▸ THE REQUEST
Without the pictures, set down the records below word for word.

▸ DATASET EXTRACT
%%

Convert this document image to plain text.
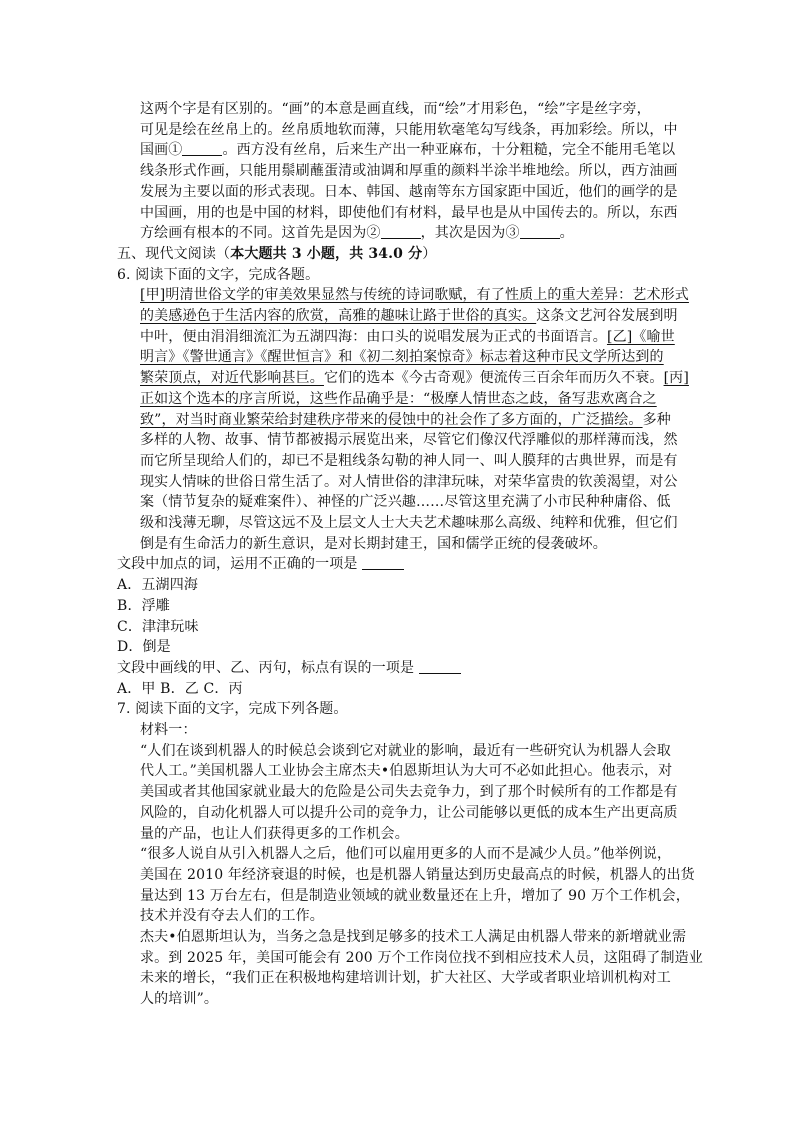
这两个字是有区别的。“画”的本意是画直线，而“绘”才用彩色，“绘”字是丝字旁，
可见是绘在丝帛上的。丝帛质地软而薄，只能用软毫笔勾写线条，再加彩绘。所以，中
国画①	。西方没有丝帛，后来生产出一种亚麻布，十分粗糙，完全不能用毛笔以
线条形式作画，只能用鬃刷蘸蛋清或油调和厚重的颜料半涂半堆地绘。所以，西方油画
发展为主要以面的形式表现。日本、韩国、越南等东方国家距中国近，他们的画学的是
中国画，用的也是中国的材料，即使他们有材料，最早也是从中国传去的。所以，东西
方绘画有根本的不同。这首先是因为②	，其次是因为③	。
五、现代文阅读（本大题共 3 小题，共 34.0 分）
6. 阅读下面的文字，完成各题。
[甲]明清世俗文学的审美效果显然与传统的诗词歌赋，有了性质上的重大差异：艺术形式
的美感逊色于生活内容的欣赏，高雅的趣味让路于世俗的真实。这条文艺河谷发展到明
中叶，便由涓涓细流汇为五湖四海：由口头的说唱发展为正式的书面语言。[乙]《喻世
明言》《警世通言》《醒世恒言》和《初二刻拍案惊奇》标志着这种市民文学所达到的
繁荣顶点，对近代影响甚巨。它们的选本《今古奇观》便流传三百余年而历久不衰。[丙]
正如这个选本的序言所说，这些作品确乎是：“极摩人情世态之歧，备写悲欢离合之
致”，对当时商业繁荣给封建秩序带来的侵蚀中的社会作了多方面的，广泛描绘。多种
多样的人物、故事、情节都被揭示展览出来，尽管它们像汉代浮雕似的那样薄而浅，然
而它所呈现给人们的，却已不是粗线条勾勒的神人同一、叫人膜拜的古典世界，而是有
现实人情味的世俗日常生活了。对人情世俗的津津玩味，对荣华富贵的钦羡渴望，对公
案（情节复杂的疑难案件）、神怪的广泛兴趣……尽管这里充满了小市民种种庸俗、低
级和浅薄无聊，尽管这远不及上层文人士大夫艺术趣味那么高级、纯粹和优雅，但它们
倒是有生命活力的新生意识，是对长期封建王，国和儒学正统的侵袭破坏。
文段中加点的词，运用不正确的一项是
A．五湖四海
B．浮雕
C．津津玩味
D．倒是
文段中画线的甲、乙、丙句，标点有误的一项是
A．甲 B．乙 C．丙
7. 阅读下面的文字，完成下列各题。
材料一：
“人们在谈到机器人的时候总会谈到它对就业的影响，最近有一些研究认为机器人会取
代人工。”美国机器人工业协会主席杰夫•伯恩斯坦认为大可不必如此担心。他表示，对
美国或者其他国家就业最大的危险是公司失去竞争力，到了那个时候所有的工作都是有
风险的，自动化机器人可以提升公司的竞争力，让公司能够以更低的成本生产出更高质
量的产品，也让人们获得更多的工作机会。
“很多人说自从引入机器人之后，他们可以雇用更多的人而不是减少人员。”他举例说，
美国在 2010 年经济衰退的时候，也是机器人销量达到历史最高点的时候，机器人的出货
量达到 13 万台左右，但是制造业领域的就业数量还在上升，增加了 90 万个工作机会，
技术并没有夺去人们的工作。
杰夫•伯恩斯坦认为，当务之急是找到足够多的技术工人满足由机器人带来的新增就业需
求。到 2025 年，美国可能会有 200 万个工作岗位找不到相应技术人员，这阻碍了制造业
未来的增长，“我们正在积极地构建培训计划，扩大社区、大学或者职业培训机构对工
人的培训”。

%%

▸ RIGHT ANSWER
Convert this document image to plain text.
这两个字是有区别的。“画”的本意是画直线，而“绘”才用彩色，“绘”字是丝字旁，
可见是绘在丝帛上的。丝帛质地软而薄，只能用软毫笔勾写线条，再加彩绘。所以，中
国画①	。西方没有丝帛，后来生产出一种亚麻布，十分粗糙，完全不能用毛笔以
线条形式作画，只能用鬃刷蘸蛋清或油调和厚重的颜料半涂半堆地绘。所以，西方油画
发展为主要以面的形式表现。日本、韩国、越南等东方国家距中国近，他们的画学的是
中国画，用的也是中国的材料，即使他们有材料，最早也是从中国传去的。所以，东西
方绘画有根本的不同。这首先是因为②	，其次是因为③	。
五、现代文阅读（本大题共 3 小题，共 34.0 分）
6. 阅读下面的文字，完成各题。
[甲]明清世俗文学的审美效果显然与传统的诗词歌赋，有了性质上的重大差异：艺术形式
的美感逊色于生活内容的欣赏，高雅的趣味让路于世俗的真实。这条文艺河谷发展到明
中叶，便由涓涓细流汇为五湖四海：由口头的说唱发展为正式的书面语言。[乙]《喻世
明言》《警世通言》《醒世恒言》和《初二刻拍案惊奇》标志着这种市民文学所达到的
繁荣顶点，对近代影响甚巨。它们的选本《今古奇观》便流传三百余年而历久不衰。[丙]
正如这个选本的序言所说，这些作品确乎是：“极摩人情世态之歧，备写悲欢离合之
致”，对当时商业繁荣给封建秩序带来的侵蚀中的社会作了多方面的，广泛描绘。多种
多样的人物、故事、情节都被揭示展览出来，尽管它们像汉代浮雕似的那样薄而浅，然
而它所呈现给人们的，却已不是粗线条勾勒的神人同一、叫人膜拜的古典世界，而是有
现实人情味的世俗日常生活了。对人情世俗的津津玩味，对荣华富贵的钦羡渴望，对公
案（情节复杂的疑难案件）、神怪的广泛兴趣……尽管这里充满了小市民种种庸俗、低
级和浅薄无聊，尽管这远不及上层文人士大夫艺术趣味那么高级、纯粹和优雅，但它们
倒是有生命活力的新生意识，是对长期封建王，国和儒学正统的侵袭破坏。
文段中加点的词，运用不正确的一项是
A．五湖四海
B．浮雕
C．津津玩味
D．倒是
文段中画线的甲、乙、丙句，标点有误的一项是
A．甲 B．乙 C．丙
7. 阅读下面的文字，完成下列各题。
材料一：
“人们在谈到机器人的时候总会谈到它对就业的影响，最近有一些研究认为机器人会取
代人工。”美国机器人工业协会主席杰夫•伯恩斯坦认为大可不必如此担心。他表示，对
美国或者其他国家就业最大的危险是公司失去竞争力，到了那个时候所有的工作都是有
风险的，自动化机器人可以提升公司的竞争力，让公司能够以更低的成本生产出更高质
量的产品，也让人们获得更多的工作机会。
“很多人说自从引入机器人之后，他们可以雇用更多的人而不是减少人员。”他举例说，
美国在 2010 年经济衰退的时候，也是机器人销量达到历史最高点的时候，机器人的出货
量达到 13 万台左右，但是制造业领域的就业数量还在上升，增加了 90 万个工作机会，
技术并没有夺去人们的工作。
杰夫•伯恩斯坦认为，当务之急是找到足够多的技术工人满足由机器人带来的新增就业需
求。到 2025 年，美国可能会有 200 万个工作岗位找不到相应技术人员，这阻碍了制造业
未来的增长，“我们正在积极地构建培训计划，扩大社区、大学或者职业培训机构对工
人的培训”。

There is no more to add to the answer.